Dataset records

● ● ● ●

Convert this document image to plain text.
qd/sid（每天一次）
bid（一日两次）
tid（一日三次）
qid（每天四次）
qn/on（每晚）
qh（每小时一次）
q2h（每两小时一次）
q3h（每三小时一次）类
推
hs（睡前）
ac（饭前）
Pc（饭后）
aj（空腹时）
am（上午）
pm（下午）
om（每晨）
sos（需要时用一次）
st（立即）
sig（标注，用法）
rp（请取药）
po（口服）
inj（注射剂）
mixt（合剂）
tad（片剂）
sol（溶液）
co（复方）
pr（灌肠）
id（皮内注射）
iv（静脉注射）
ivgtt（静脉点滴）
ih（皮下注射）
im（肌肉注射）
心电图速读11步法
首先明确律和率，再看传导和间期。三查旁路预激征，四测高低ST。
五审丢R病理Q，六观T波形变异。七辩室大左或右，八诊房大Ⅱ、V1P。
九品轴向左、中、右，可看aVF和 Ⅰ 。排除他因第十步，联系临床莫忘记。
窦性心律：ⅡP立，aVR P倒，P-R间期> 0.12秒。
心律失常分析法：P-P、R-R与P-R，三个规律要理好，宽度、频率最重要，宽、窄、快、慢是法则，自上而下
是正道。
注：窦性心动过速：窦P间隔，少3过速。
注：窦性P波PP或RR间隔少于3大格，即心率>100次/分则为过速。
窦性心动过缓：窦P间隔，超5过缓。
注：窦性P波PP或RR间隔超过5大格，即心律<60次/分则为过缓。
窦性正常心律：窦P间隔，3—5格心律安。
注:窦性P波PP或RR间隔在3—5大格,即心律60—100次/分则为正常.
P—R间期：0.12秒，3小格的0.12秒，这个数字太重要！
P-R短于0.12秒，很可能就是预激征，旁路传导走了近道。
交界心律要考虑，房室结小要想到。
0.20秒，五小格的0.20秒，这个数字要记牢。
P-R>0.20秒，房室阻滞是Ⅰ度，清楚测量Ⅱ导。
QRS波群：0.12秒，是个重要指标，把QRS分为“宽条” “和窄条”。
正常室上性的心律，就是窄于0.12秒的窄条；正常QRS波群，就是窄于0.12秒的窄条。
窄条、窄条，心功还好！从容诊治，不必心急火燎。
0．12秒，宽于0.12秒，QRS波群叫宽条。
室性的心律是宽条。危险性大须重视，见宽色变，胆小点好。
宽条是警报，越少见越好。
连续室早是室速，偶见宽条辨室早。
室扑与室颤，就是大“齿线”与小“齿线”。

● ● ● ●

> **Stated exercise**
Return the listing above in its exact form.

> **Solution for this exercise**
Convert this document image to plain text.
qd/sid（每天一次）
bid（一日两次）
tid（一日三次）
qid（每天四次）
qn/on（每晚）
qh（每小时一次）
q2h（每两小时一次）
q3h（每三小时一次）类
推
hs（睡前）
ac（饭前）
Pc（饭后）
aj（空腹时）
am（上午）
pm（下午）
om（每晨）
sos（需要时用一次）
st（立即）
sig（标注，用法）
rp（请取药）
po（口服）
inj（注射剂）
mixt（合剂）
tad（片剂）
sol（溶液）
co（复方）
pr（灌肠）
id（皮内注射）
iv（静脉注射）
ivgtt（静脉点滴）
ih（皮下注射）
im（肌肉注射）
心电图速读11步法
首先明确律和率，再看传导和间期。三查旁路预激征，四测高低ST。
五审丢R病理Q，六观T波形变异。七辩室大左或右，八诊房大Ⅱ、V1P。
九品轴向左、中、右，可看aVF和 Ⅰ 。排除他因第十步，联系临床莫忘记。
窦性心律：ⅡP立，aVR P倒，P-R间期> 0.12秒。
心律失常分析法：P-P、R-R与P-R，三个规律要理好，宽度、频率最重要，宽、窄、快、慢是法则，自上而下
是正道。
注：窦性心动过速：窦P间隔，少3过速。
注：窦性P波PP或RR间隔少于3大格，即心率>100次/分则为过速。
窦性心动过缓：窦P间隔，超5过缓。
注：窦性P波PP或RR间隔超过5大格，即心律<60次/分则为过缓。
窦性正常心律：窦P间隔，3—5格心律安。
注:窦性P波PP或RR间隔在3—5大格,即心律60—100次/分则为正常.
P—R间期：0.12秒，3小格的0.12秒，这个数字太重要！
P-R短于0.12秒，很可能就是预激征，旁路传导走了近道。
交界心律要考虑，房室结小要想到。
0.20秒，五小格的0.20秒，这个数字要记牢。
P-R>0.20秒，房室阻滞是Ⅰ度，清楚测量Ⅱ导。
QRS波群：0.12秒，是个重要指标，把QRS分为“宽条” “和窄条”。
正常室上性的心律，就是窄于0.12秒的窄条；正常QRS波群，就是窄于0.12秒的窄条。
窄条、窄条，心功还好！从容诊治，不必心急火燎。
0．12秒，宽于0.12秒，QRS波群叫宽条。
室性的心律是宽条。危险性大须重视，见宽色变，胆小点好。
宽条是警报，越少见越好。
连续室早是室速，偶见宽条辨室早。
室扑与室颤，就是大“齿线”与小“齿线”。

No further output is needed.